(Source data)
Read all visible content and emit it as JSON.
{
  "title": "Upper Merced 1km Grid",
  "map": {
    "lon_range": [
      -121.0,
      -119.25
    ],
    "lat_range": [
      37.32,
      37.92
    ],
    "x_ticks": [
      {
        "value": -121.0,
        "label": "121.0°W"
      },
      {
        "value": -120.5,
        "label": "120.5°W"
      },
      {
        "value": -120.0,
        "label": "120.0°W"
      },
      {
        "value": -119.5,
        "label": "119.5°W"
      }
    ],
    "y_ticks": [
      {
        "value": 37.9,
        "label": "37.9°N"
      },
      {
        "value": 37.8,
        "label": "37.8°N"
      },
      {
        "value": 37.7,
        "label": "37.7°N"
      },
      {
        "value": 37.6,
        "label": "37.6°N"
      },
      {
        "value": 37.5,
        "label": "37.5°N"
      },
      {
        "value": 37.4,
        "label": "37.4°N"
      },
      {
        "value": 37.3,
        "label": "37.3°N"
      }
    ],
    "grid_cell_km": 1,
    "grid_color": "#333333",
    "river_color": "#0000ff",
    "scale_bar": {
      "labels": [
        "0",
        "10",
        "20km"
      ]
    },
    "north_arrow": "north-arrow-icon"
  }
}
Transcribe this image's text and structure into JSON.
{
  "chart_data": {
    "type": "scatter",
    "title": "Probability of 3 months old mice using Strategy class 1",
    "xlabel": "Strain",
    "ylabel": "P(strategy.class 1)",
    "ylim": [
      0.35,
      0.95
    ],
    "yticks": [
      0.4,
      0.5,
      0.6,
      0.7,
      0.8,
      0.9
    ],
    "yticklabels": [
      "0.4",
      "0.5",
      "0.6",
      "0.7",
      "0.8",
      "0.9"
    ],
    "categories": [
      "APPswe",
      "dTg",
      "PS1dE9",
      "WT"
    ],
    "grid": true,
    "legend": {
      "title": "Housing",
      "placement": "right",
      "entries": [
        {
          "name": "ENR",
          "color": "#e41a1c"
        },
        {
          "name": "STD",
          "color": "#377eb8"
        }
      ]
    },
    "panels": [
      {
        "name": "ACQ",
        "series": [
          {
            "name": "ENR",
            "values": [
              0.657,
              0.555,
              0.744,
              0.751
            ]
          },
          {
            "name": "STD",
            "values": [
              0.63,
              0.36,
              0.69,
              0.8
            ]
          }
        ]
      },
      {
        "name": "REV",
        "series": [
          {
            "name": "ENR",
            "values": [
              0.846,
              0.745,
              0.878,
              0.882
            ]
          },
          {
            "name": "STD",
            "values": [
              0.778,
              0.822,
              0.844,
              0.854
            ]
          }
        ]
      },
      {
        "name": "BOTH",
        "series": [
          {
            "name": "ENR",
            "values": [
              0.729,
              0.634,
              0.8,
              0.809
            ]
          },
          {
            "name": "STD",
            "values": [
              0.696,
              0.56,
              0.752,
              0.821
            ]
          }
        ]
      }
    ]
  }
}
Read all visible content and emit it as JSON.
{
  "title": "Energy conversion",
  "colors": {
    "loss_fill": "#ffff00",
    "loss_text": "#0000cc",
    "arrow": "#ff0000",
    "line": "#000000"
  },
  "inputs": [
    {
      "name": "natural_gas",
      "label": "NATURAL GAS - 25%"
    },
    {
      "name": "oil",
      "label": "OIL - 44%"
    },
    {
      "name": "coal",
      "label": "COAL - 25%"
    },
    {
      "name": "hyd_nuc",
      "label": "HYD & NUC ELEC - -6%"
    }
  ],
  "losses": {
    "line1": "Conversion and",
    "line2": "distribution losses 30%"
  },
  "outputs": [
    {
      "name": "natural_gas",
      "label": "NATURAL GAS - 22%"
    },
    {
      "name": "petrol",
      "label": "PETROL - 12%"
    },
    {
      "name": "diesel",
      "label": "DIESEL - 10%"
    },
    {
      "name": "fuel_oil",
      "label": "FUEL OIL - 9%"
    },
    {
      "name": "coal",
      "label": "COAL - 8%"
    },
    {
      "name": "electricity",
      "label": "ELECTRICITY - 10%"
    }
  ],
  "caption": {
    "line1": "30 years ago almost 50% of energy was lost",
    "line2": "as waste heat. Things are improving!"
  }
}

Task >> Print all the data exactly.

Task result >>
Read all visible content and emit it as JSON.
{
  "title": "Upper Merced 1km Grid",
  "map": {
    "lon_range": [
      -121.0,
      -119.25
    ],
    "lat_range": [
      37.32,
      37.92
    ],
    "x_ticks": [
      {
        "value": -121.0,
        "label": "121.0°W"
      },
      {
        "value": -120.5,
        "label": "120.5°W"
      },
      {
        "value": -120.0,
        "label": "120.0°W"
      },
      {
        "value": -119.5,
        "label": "119.5°W"
      }
    ],
    "y_ticks": [
      {
        "value": 37.9,
        "label": "37.9°N"
      },
      {
        "value": 37.8,
        "label": "37.8°N"
      },
      {
        "value": 37.7,
        "label": "37.7°N"
      },
      {
        "value": 37.6,
        "label": "37.6°N"
      },
      {
        "value": 37.5,
        "label": "37.5°N"
      },
      {
        "value": 37.4,
        "label": "37.4°N"
      },
      {
        "value": 37.3,
        "label": "37.3°N"
      }
    ],
    "grid_cell_km": 1,
    "grid_color": "#333333",
    "river_color": "#0000ff",
    "scale_bar": {
      "labels": [
        "0",
        "10",
        "20km"
      ]
    },
    "north_arrow": "north-arrow-icon"
  }
}
Transcribe this image's text and structure into JSON.
{
  "chart_data": {
    "type": "scatter",
    "title": "Probability of 3 months old mice using Strategy class 1",
    "xlabel": "Strain",
    "ylabel": "P(strategy.class 1)",
    "ylim": [
      0.35,
      0.95
    ],
    "yticks": [
      0.4,
      0.5,
      0.6,
      0.7,
      0.8,
      0.9
    ],
    "yticklabels": [
      "0.4",
      "0.5",
      "0.6",
      "0.7",
      "0.8",
      "0.9"
    ],
    "categories": [
      "APPswe",
      "dTg",
      "PS1dE9",
      "WT"
    ],
    "grid": true,
    "legend": {
      "title": "Housing",
      "placement": "right",
      "entries": [
        {
          "name": "ENR",
          "color": "#e41a1c"
        },
        {
          "name": "STD",
          "color": "#377eb8"
        }
      ]
    },
    "panels": [
      {
        "name": "ACQ",
        "series": [
          {
            "name": "ENR",
            "values": [
              0.657,
              0.555,
              0.744,
              0.751
            ]
          },
          {
            "name": "STD",
            "values": [
              0.63,
              0.36,
              0.69,
              0.8
            ]
          }
        ]
      },
      {
        "name": "REV",
        "series": [
          {
            "name": "ENR",
            "values": [
              0.846,
              0.745,
              0.878,
              0.882
            ]
          },
          {
            "name": "STD",
            "values": [
              0.778,
              0.822,
              0.844,
              0.854
            ]
          }
        ]
      },
      {
        "name": "BOTH",
        "series": [
          {
            "name": "ENR",
            "values": [
              0.729,
              0.634,
              0.8,
              0.809
            ]
          },
          {
            "name": "STD",
            "values": [
              0.696,
              0.56,
              0.752,
              0.821
            ]
          }
        ]
      }
    ]
  }
}
Read all visible content and emit it as JSON.
{
  "title": "Energy conversion",
  "colors": {
    "loss_fill": "#ffff00",
    "loss_text": "#0000cc",
    "arrow": "#ff0000",
    "line": "#000000"
  },
  "inputs": [
    {
      "name": "natural_gas",
      "label": "NATURAL GAS - 25%"
    },
    {
      "name": "oil",
      "label": "OIL - 44%"
    },
    {
      "name": "coal",
      "label": "COAL - 25%"
    },
    {
      "name": "hyd_nuc",
      "label": "HYD & NUC ELEC - -6%"
    }
  ],
  "losses": {
    "line1": "Conversion and",
    "line2": "distribution losses 30%"
  },
  "outputs": [
    {
      "name": "natural_gas",
      "label": "NATURAL GAS - 22%"
    },
    {
      "name": "petrol",
      "label": "PETROL - 12%"
    },
    {
      "name": "diesel",
      "label": "DIESEL - 10%"
    },
    {
      "name": "fuel_oil",
      "label": "FUEL OIL - 9%"
    },
    {
      "name": "coal",
      "label": "COAL - 8%"
    },
    {
      "name": "electricity",
      "label": "ELECTRICITY - 10%"
    }
  ],
  "caption": {
    "line1": "30 years ago almost 50% of energy was lost",
    "line2": "as waste heat. Things are improving!"
  }
}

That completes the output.